> **RECORD SET**:
# # # # # # #

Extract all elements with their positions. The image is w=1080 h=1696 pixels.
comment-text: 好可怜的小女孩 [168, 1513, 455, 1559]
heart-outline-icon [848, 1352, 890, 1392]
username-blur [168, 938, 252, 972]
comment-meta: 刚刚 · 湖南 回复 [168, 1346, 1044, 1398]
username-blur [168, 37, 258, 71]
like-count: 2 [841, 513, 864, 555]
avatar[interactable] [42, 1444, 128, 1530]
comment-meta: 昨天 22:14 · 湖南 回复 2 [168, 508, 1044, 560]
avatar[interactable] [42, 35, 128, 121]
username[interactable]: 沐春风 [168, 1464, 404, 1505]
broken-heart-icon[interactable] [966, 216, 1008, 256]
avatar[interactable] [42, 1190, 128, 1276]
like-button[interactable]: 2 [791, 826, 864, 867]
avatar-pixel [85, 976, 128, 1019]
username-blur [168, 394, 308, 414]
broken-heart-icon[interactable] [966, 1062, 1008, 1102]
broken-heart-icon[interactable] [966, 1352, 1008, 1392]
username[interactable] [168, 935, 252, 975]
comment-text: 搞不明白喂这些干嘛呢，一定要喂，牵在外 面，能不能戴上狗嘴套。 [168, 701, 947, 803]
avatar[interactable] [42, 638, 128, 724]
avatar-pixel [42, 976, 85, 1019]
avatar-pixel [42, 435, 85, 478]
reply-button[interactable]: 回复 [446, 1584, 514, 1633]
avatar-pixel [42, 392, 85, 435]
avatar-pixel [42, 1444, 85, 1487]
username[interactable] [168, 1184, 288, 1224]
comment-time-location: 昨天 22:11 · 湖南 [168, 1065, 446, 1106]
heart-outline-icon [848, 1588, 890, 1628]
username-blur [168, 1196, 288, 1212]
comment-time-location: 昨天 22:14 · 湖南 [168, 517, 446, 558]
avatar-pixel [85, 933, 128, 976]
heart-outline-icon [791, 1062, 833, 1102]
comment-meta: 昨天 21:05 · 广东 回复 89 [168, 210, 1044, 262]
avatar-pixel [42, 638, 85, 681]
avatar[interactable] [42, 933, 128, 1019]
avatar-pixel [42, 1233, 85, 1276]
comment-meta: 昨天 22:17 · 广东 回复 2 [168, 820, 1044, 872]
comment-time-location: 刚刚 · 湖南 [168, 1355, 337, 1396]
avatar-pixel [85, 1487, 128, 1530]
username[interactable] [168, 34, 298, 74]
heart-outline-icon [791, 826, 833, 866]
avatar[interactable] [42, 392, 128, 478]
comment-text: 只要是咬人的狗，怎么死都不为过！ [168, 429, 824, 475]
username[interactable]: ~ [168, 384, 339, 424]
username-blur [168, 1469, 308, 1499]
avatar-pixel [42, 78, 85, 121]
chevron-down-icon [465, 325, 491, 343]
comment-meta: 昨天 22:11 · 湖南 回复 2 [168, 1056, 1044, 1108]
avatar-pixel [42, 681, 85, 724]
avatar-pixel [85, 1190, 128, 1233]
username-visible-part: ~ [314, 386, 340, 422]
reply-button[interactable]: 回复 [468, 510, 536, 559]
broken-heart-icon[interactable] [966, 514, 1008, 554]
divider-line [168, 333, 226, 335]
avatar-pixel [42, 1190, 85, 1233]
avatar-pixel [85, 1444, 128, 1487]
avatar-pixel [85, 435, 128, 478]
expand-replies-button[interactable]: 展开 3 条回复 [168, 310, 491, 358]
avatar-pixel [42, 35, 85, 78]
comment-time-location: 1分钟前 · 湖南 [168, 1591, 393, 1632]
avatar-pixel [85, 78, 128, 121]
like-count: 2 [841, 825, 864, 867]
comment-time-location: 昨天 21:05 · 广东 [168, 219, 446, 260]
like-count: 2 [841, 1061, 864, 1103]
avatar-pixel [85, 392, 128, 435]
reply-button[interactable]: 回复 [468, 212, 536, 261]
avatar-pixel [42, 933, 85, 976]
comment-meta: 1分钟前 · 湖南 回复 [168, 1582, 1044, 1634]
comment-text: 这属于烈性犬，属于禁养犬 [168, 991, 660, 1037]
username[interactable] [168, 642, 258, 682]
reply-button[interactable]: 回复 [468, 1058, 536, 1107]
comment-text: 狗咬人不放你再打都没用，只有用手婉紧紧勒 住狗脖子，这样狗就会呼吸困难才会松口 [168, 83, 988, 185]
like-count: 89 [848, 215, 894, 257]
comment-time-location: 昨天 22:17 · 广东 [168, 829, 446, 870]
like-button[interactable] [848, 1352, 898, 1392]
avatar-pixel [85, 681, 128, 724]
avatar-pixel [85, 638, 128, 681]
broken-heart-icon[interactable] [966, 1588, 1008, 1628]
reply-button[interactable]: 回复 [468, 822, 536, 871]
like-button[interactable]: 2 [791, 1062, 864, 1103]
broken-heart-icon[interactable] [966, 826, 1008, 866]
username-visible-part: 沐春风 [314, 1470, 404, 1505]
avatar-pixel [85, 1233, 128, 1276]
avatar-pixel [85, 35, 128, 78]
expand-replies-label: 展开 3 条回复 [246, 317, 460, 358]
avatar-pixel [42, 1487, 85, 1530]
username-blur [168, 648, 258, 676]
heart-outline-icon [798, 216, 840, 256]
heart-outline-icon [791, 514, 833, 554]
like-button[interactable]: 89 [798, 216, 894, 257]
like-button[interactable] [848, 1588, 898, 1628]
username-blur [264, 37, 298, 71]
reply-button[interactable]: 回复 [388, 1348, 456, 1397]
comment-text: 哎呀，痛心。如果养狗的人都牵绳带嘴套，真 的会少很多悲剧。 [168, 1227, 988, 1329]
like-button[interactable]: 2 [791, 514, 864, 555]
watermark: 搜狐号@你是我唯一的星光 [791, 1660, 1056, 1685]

# # # # # # #

> **WRITTEN REQUEST**:
Recast every line of the material above as a numbered list, leaving out any blank lines.

> **EXERCISE OUTPUT**:
1. Extract all elements with their positions. The image is w=1080 h=1696 pixels.
2. comment-text: 好可怜的小女孩 [168, 1513, 455, 1559]
3. heart-outline-icon [848, 1352, 890, 1392]
4. username-blur [168, 938, 252, 972]
5. comment-meta: 刚刚 · 湖南 回复 [168, 1346, 1044, 1398]
6. username-blur [168, 37, 258, 71]
7. like-count: 2 [841, 513, 864, 555]
8. avatar[interactable] [42, 1444, 128, 1530]
9. comment-meta: 昨天 22:14 · 湖南 回复 2 [168, 508, 1044, 560]
10. avatar[interactable] [42, 35, 128, 121]
11. username[interactable]: 沐春风 [168, 1464, 404, 1505]
12. broken-heart-icon[interactable] [966, 216, 1008, 256]
13. avatar[interactable] [42, 1190, 128, 1276]
14. like-button[interactable]: 2 [791, 826, 864, 867]
15. avatar-pixel [85, 976, 128, 1019]
16. username-blur [168, 394, 308, 414]
17. broken-heart-icon[interactable] [966, 1062, 1008, 1102]
18. broken-heart-icon[interactable] [966, 1352, 1008, 1392]
19. username[interactable] [168, 935, 252, 975]
20. comment-text: 搞不明白喂这些干嘛呢，一定要喂，牵在外 面，能不能戴上狗嘴套。 [168, 701, 947, 803]
21. avatar[interactable] [42, 638, 128, 724]
22. avatar-pixel [42, 976, 85, 1019]
23. avatar-pixel [42, 435, 85, 478]
24. reply-button[interactable]: 回复 [446, 1584, 514, 1633]
25. avatar-pixel [42, 392, 85, 435]
26. avatar-pixel [42, 1444, 85, 1487]
27. username[interactable] [168, 1184, 288, 1224]
28. comment-time-location: 昨天 22:11 · 湖南 [168, 1065, 446, 1106]
29. heart-outline-icon [848, 1588, 890, 1628]
30. username-blur [168, 1196, 288, 1212]
31. comment-time-location: 昨天 22:14 · 湖南 [168, 517, 446, 558]
32. avatar-pixel [85, 933, 128, 976]
33. heart-outline-icon [791, 1062, 833, 1102]
34. comment-meta: 昨天 21:05 · 广东 回复 89 [168, 210, 1044, 262]
35. avatar-pixel [42, 638, 85, 681]
36. avatar[interactable] [42, 933, 128, 1019]
37. avatar-pixel [42, 1233, 85, 1276]
38. comment-meta: 昨天 22:17 · 广东 回复 2 [168, 820, 1044, 872]
39. comment-time-location: 刚刚 · 湖南 [168, 1355, 337, 1396]
40. avatar-pixel [85, 1487, 128, 1530]
41. username[interactable] [168, 34, 298, 74]
42. heart-outline-icon [791, 826, 833, 866]
43. avatar[interactable] [42, 392, 128, 478]
44. comment-text: 只要是咬人的狗，怎么死都不为过！ [168, 429, 824, 475]
45. username[interactable]: ~ [168, 384, 339, 424]
46. username-blur [168, 1469, 308, 1499]
47. avatar-pixel [42, 78, 85, 121]
48. chevron-down-icon [465, 325, 491, 343]
49. comment-meta: 昨天 22:11 · 湖南 回复 2 [168, 1056, 1044, 1108]
50. avatar-pixel [42, 681, 85, 724]
51. avatar-pixel [85, 1190, 128, 1233]
52. username-visible-part: ~ [314, 386, 340, 422]
53. reply-button[interactable]: 回复 [468, 510, 536, 559]
54. broken-heart-icon[interactable] [966, 514, 1008, 554]
55. divider-line [168, 333, 226, 335]
56. avatar-pixel [42, 1190, 85, 1233]
57. avatar-pixel [85, 1444, 128, 1487]
58. avatar-pixel [85, 435, 128, 478]
59. expand-replies-button[interactable]: 展开 3 条回复 [168, 310, 491, 358]
60. avatar-pixel [42, 35, 85, 78]
61. comment-time-location: 1分钟前 · 湖南 [168, 1591, 393, 1632]
62. avatar-pixel [85, 78, 128, 121]
63. like-count: 2 [841, 825, 864, 867]
64. comment-time-location: 昨天 21:05 · 广东 [168, 219, 446, 260]
65. like-count: 2 [841, 1061, 864, 1103]
66. avatar-pixel [85, 392, 128, 435]
67. reply-button[interactable]: 回复 [468, 212, 536, 261]
68. avatar-pixel [42, 933, 85, 976]
69. comment-meta: 1分钟前 · 湖南 回复 [168, 1582, 1044, 1634]
70. comment-text: 这属于烈性犬，属于禁养犬 [168, 991, 660, 1037]
71. username[interactable] [168, 642, 258, 682]
72. reply-button[interactable]: 回复 [468, 1058, 536, 1107]
73. comment-text: 狗咬人不放你再打都没用，只有用手婉紧紧勒 住狗脖子，这样狗就会呼吸困难才会松口 [168, 83, 988, 185]
74. like-count: 89 [848, 215, 894, 257]
75. comment-time-location: 昨天 22:17 · 广东 [168, 829, 446, 870]
76. like-button[interactable] [848, 1352, 898, 1392]
77. avatar-pixel [85, 681, 128, 724]
78. avatar-pixel [85, 638, 128, 681]
79. broken-heart-icon[interactable] [966, 1588, 1008, 1628]
80. reply-button[interactable]: 回复 [468, 822, 536, 871]
81. like-button[interactable]: 2 [791, 1062, 864, 1103]
82. broken-heart-icon[interactable] [966, 826, 1008, 866]
83. username-visible-part: 沐春风 [314, 1470, 404, 1505]
84. avatar-pixel [85, 1233, 128, 1276]
85. avatar-pixel [85, 35, 128, 78]
86. expand-replies-label: 展开 3 条回复 [246, 317, 460, 358]
87. avatar-pixel [42, 1487, 85, 1530]
88. username-blur [168, 648, 258, 676]
89. heart-outline-icon [798, 216, 840, 256]
90. heart-outline-icon [791, 514, 833, 554]
91. like-button[interactable]: 89 [798, 216, 894, 257]
92. like-button[interactable] [848, 1588, 898, 1628]
93. username-blur [264, 37, 298, 71]
94. reply-button[interactable]: 回复 [388, 1348, 456, 1397]
95. comment-text: 哎呀，痛心。如果养狗的人都牵绳带嘴套，真 的会少很多悲剧。 [168, 1227, 988, 1329]
96. like-button[interactable]: 2 [791, 514, 864, 555]
97. watermark: 搜狐号@你是我唯一的星光 [791, 1660, 1056, 1685]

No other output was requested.